Exercise requirements: Write out all of the entries that follow, word for word, but skip the pictures.
━━━ Extracted records ━━━
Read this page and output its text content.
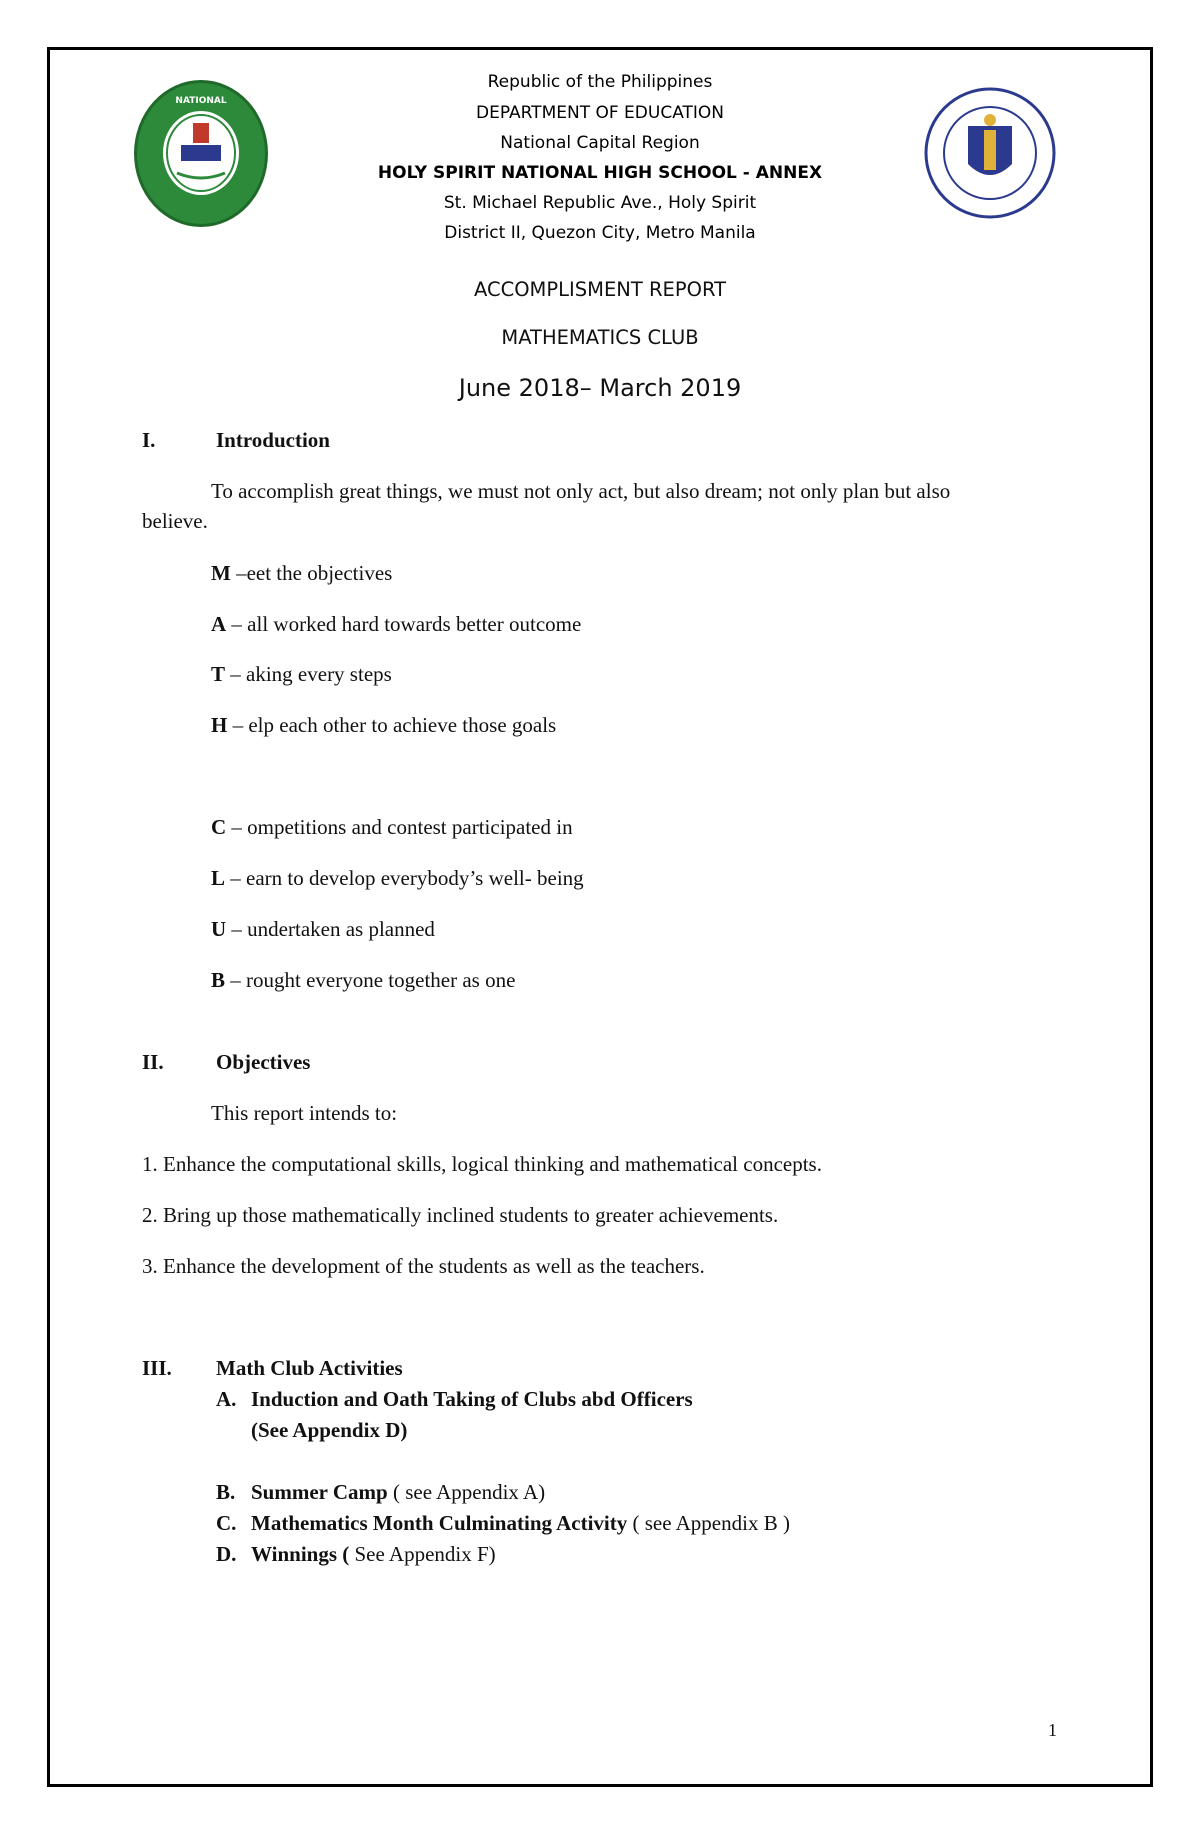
NATIONAL
Republic of the Philippines
DEPARTMENT OF EDUCATION
National Capital Region
HOLY SPIRIT NATIONAL HIGH SCHOOL - ANNEX
St. Michael Republic Ave., Holy Spirit
District II, Quezon City, Metro Manila
ACCOMPLISMENT REPORT
MATHEMATICS CLUB
June 2018– March 2019
I.	Introduction
To accomplish great things, we must not only act, but also dream; not only plan but also
believe.
M –eet the objectives
A – all worked hard towards better outcome
T – aking every steps
H – elp each other to achieve those goals
C – ompetitions and contest participated in
L – earn to develop everybody’s well- being
U – undertaken as planned
B – rought everyone together as one
II. Objectives
This report intends to:
1. Enhance the computational skills, logical thinking and mathematical concepts.
2. Bring up those mathematically inclined students to greater achievements.
3. Enhance the development of the students as well as the teachers.
III. Math Club Activities
A. Induction and Oath Taking of Clubs abd Officers
(See Appendix D)
B. Summer Camp ( see Appendix A)
C. Mathematics Month Culminating Activity ( see Appendix B )
D. Winnings ( See Appendix F)
1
━━━
Task output:
Read this page and output its text content.
NATIONAL
Republic of the Philippines
DEPARTMENT OF EDUCATION
National Capital Region
HOLY SPIRIT NATIONAL HIGH SCHOOL - ANNEX
St. Michael Republic Ave., Holy Spirit
District II, Quezon City, Metro Manila
ACCOMPLISMENT REPORT
MATHEMATICS CLUB
June 2018– March 2019
I.	Introduction
To accomplish great things, we must not only act, but also dream; not only plan but also
believe.
M –eet the objectives
A – all worked hard towards better outcome
T – aking every steps
H – elp each other to achieve those goals
C – ompetitions and contest participated in
L – earn to develop everybody’s well- being
U – undertaken as planned
B – rought everyone together as one
II. Objectives
This report intends to:
1. Enhance the computational skills, logical thinking and mathematical concepts.
2. Bring up those mathematically inclined students to greater achievements.
3. Enhance the development of the students as well as the teachers.
III. Math Club Activities
A. Induction and Oath Taking of Clubs abd Officers
(See Appendix D)
B. Summer Camp ( see Appendix A)
C. Mathematics Month Culminating Activity ( see Appendix B )
D. Winnings ( See Appendix F)
1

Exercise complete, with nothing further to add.